— Start of GIVEN RECORDS —

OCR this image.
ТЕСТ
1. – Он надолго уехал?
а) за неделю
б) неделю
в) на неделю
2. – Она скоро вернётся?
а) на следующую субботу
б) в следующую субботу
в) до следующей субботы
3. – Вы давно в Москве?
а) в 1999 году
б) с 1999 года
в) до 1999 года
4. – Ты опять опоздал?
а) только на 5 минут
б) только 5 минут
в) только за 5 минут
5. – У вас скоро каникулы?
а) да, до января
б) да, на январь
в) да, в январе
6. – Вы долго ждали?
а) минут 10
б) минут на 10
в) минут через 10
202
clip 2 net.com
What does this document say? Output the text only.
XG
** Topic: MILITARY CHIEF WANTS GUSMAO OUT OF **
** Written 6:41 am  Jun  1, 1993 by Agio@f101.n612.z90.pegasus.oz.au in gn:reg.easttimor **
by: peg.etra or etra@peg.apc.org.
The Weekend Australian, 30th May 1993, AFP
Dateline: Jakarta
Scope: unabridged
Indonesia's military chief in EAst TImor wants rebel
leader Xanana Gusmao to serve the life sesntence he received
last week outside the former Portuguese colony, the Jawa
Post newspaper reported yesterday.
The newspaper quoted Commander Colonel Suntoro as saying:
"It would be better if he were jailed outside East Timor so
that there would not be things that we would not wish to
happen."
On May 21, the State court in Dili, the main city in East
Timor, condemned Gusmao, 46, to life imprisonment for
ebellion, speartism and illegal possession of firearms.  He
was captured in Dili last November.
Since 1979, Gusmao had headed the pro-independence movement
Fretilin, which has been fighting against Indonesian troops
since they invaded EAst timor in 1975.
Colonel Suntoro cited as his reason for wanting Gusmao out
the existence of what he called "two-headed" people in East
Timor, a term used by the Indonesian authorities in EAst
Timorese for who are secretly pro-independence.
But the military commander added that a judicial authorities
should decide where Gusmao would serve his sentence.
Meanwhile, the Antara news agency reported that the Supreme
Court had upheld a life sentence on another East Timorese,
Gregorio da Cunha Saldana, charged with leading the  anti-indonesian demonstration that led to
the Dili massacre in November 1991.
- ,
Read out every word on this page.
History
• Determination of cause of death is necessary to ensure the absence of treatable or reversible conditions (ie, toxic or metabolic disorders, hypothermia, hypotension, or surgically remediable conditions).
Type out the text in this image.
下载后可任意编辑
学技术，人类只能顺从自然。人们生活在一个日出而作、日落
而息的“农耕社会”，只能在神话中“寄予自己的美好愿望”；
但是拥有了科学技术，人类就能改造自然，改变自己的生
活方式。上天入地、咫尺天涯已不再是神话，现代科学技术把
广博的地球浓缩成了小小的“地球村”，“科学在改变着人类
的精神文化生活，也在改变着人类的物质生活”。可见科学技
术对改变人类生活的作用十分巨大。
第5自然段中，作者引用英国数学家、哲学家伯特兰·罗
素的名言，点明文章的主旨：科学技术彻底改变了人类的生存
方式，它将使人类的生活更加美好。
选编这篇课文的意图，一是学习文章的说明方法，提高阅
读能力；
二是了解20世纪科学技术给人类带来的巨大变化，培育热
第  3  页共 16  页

— End of GIVEN RECORDS —

### GIVEN REQUEST
Would you copy out each line exactly as written?

### SOLUTION TO THIS EXERCISE
OCR this image.
ТЕСТ
1. – Он надолго уехал?
а) за неделю
б) неделю
в) на неделю
2. – Она скоро вернётся?
а) на следующую субботу
б) в следующую субботу
в) до следующей субботы
3. – Вы давно в Москве?
а) в 1999 году
б) с 1999 года
в) до 1999 года
4. – Ты опять опоздал?
а) только на 5 минут
б) только 5 минут
в) только за 5 минут
5. – У вас скоро каникулы?
а) да, до января
б) да, на январь
в) да, в январе
6. – Вы долго ждали?
а) минут 10
б) минут на 10
в) минут через 10
202
clip 2 net.com
What does this document say? Output the text only.
XG
** Topic: MILITARY CHIEF WANTS GUSMAO OUT OF **
** Written 6:41 am  Jun  1, 1993 by Agio@f101.n612.z90.pegasus.oz.au in gn:reg.easttimor **
by: peg.etra or etra@peg.apc.org.
The Weekend Australian, 30th May 1993, AFP
Dateline: Jakarta
Scope: unabridged
Indonesia's military chief in EAst TImor wants rebel
leader Xanana Gusmao to serve the life sesntence he received
last week outside the former Portuguese colony, the Jawa
Post newspaper reported yesterday.
The newspaper quoted Commander Colonel Suntoro as saying:
"It would be better if he were jailed outside East Timor so
that there would not be things that we would not wish to
happen."
On May 21, the State court in Dili, the main city in East
Timor, condemned Gusmao, 46, to life imprisonment for
ebellion, speartism and illegal possession of firearms.  He
was captured in Dili last November.
Since 1979, Gusmao had headed the pro-independence movement
Fretilin, which has been fighting against Indonesian troops
since they invaded EAst timor in 1975.
Colonel Suntoro cited as his reason for wanting Gusmao out
the existence of what he called "two-headed" people in East
Timor, a term used by the Indonesian authorities in EAst
Timorese for who are secretly pro-independence.
But the military commander added that a judicial authorities
should decide where Gusmao would serve his sentence.
Meanwhile, the Antara news agency reported that the Supreme
Court had upheld a life sentence on another East Timorese,
Gregorio da Cunha Saldana, charged with leading the  anti-indonesian demonstration that led to
the Dili massacre in November 1991.
- ,
Read out every word on this page.
History
• Determination of cause of death is necessary to ensure the absence of treatable or reversible conditions (ie, toxic or metabolic disorders, hypothermia, hypotension, or surgically remediable conditions).
Type out the text in this image.
下载后可任意编辑
学技术，人类只能顺从自然。人们生活在一个日出而作、日落
而息的“农耕社会”，只能在神话中“寄予自己的美好愿望”；
但是拥有了科学技术，人类就能改造自然，改变自己的生
活方式。上天入地、咫尺天涯已不再是神话，现代科学技术把
广博的地球浓缩成了小小的“地球村”，“科学在改变着人类
的精神文化生活，也在改变着人类的物质生活”。可见科学技
术对改变人类生活的作用十分巨大。
第5自然段中，作者引用英国数学家、哲学家伯特兰·罗
素的名言，点明文章的主旨：科学技术彻底改变了人类的生存
方式，它将使人类的生活更加美好。
选编这篇课文的意图，一是学习文章的说明方法，提高阅
读能力；
二是了解20世纪科学技术给人类带来的巨大变化，培育热
第  3  页共 16  页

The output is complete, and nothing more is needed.